Exercise input =>
%%

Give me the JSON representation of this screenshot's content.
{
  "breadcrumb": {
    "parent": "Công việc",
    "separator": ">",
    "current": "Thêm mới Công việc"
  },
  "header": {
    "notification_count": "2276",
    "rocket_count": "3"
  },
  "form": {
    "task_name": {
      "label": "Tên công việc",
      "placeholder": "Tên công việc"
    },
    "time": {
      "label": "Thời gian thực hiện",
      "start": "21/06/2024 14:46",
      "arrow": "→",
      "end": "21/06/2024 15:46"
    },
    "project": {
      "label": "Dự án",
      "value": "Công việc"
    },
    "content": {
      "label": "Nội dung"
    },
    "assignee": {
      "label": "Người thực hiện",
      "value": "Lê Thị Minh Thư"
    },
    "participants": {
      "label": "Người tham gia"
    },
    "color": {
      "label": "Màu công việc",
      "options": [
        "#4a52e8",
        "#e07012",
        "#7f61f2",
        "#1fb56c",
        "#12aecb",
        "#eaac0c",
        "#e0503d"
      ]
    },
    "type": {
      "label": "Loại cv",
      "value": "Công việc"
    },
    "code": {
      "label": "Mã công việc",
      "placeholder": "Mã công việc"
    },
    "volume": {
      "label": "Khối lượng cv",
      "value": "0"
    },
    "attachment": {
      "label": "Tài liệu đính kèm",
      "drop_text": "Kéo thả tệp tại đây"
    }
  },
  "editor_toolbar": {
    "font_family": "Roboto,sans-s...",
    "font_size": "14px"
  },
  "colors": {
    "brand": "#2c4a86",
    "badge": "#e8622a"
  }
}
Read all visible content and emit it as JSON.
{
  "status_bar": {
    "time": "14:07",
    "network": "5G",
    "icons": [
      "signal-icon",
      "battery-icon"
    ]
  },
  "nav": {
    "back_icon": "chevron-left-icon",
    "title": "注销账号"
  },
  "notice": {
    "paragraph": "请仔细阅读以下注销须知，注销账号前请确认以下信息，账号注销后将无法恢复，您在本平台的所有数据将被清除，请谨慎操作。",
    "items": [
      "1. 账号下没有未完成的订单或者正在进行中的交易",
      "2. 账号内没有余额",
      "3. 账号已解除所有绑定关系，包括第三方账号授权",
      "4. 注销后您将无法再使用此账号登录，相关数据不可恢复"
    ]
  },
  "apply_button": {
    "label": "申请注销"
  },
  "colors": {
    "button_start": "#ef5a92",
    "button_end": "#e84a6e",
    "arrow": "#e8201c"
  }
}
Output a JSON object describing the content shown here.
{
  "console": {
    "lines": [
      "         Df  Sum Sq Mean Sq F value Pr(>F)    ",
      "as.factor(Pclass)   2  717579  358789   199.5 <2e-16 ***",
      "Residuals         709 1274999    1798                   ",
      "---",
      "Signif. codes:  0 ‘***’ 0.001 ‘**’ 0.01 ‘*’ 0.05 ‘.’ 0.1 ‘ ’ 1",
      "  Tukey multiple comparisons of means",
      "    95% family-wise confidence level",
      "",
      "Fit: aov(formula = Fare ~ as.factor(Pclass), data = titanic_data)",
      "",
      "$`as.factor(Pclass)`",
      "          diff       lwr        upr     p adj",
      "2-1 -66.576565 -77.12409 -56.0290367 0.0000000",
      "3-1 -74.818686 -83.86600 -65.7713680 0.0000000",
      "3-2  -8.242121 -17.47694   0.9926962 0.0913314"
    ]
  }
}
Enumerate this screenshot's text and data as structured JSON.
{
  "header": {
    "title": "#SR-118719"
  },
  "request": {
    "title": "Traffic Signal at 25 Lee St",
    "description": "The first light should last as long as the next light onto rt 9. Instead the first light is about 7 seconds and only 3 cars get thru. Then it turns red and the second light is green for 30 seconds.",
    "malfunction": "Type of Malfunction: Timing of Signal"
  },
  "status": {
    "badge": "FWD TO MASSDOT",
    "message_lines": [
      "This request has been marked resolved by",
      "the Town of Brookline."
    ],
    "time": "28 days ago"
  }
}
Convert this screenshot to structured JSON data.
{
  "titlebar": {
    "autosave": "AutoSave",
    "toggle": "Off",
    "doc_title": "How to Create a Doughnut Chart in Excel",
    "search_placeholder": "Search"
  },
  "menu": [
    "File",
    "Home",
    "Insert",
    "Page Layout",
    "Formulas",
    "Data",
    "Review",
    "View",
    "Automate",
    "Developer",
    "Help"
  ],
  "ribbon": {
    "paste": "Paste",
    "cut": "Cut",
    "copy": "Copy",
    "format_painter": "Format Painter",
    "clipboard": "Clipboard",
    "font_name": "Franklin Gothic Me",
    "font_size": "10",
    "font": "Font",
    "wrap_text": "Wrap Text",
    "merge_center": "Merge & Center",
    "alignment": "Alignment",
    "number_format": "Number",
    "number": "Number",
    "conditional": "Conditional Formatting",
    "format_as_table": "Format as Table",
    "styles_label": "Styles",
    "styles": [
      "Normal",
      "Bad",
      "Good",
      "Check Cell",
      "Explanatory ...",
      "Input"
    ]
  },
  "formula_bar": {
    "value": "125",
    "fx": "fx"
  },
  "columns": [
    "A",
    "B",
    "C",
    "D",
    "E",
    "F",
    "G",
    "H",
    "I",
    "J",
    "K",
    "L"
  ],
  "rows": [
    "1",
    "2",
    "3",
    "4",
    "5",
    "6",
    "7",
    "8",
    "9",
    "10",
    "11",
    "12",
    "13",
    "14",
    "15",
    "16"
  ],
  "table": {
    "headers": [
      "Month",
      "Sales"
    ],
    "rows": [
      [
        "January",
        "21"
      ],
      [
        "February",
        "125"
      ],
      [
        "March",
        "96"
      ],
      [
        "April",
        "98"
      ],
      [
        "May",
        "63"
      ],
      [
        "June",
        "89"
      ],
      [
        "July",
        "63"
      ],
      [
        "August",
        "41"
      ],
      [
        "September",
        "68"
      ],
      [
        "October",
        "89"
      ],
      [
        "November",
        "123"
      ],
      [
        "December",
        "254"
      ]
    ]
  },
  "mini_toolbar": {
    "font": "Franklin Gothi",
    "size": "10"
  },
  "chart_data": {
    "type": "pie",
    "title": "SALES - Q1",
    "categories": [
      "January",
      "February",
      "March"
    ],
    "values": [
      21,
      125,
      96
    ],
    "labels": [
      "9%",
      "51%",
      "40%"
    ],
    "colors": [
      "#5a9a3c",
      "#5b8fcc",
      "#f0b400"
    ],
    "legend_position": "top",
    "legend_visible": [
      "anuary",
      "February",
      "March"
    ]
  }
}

%%

Stated goal =>
Find the string "Pclass" in the entries above and return each line that holds it.

The response =>
      "as.factor(Pclass)   2  717579  358789   199.5 <2e-16 ***",
      "Fit: aov(formula = Fare ~ as.factor(Pclass), data = titanic_data)",
      "$`as.factor(Pclass)`",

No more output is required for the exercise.